§ Job: Look through the listing and locate every line containing the word "selected"; copy those lines.

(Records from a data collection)

* START *

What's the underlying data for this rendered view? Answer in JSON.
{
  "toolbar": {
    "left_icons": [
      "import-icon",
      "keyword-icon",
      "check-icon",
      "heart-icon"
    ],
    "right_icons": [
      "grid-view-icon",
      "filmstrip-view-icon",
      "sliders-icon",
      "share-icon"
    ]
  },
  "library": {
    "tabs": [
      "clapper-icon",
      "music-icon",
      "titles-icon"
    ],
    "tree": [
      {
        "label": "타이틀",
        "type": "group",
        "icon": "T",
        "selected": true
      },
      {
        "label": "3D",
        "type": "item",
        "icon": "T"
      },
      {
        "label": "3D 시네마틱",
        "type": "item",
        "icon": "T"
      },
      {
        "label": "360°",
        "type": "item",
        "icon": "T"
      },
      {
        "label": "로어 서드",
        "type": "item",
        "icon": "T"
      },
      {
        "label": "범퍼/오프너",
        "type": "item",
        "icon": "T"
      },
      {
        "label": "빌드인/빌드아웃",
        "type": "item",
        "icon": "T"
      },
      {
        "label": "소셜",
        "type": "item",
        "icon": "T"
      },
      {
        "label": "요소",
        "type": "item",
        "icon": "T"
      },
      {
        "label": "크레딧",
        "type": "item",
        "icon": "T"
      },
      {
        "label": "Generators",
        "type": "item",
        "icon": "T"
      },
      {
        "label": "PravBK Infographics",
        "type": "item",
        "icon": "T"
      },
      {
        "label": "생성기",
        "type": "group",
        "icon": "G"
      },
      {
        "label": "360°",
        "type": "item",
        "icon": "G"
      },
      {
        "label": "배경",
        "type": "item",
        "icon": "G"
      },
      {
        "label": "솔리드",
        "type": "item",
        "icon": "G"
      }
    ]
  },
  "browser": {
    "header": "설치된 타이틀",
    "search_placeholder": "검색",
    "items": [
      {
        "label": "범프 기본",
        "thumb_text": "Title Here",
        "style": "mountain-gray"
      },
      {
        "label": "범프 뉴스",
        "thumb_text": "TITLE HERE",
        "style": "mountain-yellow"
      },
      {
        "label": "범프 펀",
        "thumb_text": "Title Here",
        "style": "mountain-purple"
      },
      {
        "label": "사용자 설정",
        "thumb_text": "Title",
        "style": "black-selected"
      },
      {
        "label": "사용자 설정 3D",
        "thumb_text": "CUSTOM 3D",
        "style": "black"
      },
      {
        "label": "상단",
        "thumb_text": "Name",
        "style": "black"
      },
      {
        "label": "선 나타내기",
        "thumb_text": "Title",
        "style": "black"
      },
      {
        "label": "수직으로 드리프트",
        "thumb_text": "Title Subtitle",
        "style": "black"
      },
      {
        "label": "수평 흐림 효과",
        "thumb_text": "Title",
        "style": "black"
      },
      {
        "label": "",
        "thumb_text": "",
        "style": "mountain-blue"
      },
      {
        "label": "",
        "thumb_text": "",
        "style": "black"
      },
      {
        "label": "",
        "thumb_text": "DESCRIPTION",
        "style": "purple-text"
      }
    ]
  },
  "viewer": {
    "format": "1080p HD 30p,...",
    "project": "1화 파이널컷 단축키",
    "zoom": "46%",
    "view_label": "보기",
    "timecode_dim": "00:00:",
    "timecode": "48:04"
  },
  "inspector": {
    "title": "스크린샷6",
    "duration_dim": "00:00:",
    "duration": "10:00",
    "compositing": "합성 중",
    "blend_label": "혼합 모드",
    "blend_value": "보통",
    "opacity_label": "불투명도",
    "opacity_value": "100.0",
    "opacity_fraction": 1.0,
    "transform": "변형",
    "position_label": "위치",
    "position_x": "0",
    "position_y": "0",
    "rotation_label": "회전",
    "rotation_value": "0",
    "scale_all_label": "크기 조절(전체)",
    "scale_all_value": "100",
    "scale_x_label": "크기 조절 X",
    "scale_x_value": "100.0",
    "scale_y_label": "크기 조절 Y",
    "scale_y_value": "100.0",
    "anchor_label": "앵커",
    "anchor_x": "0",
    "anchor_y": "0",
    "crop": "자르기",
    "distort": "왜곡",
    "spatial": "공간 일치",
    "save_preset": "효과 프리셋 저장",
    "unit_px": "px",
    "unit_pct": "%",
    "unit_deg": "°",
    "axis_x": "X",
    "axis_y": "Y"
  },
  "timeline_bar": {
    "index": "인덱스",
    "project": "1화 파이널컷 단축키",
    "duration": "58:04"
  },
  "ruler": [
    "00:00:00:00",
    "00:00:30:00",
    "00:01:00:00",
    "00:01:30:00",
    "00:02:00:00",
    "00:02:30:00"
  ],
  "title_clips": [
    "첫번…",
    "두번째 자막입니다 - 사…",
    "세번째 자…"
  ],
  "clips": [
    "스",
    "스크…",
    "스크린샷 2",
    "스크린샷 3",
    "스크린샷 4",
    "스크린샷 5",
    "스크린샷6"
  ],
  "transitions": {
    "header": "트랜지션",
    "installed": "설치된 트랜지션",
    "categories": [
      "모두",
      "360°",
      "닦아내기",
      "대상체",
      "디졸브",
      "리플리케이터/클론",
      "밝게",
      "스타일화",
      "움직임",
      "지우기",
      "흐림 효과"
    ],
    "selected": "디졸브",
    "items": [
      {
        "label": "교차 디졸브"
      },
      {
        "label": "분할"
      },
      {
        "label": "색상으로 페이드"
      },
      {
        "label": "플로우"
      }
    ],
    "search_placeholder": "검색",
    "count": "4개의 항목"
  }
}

* END *

§ Result for this task:
        "selected": true
        "style": "black-selected"
    "selected": "디졸브",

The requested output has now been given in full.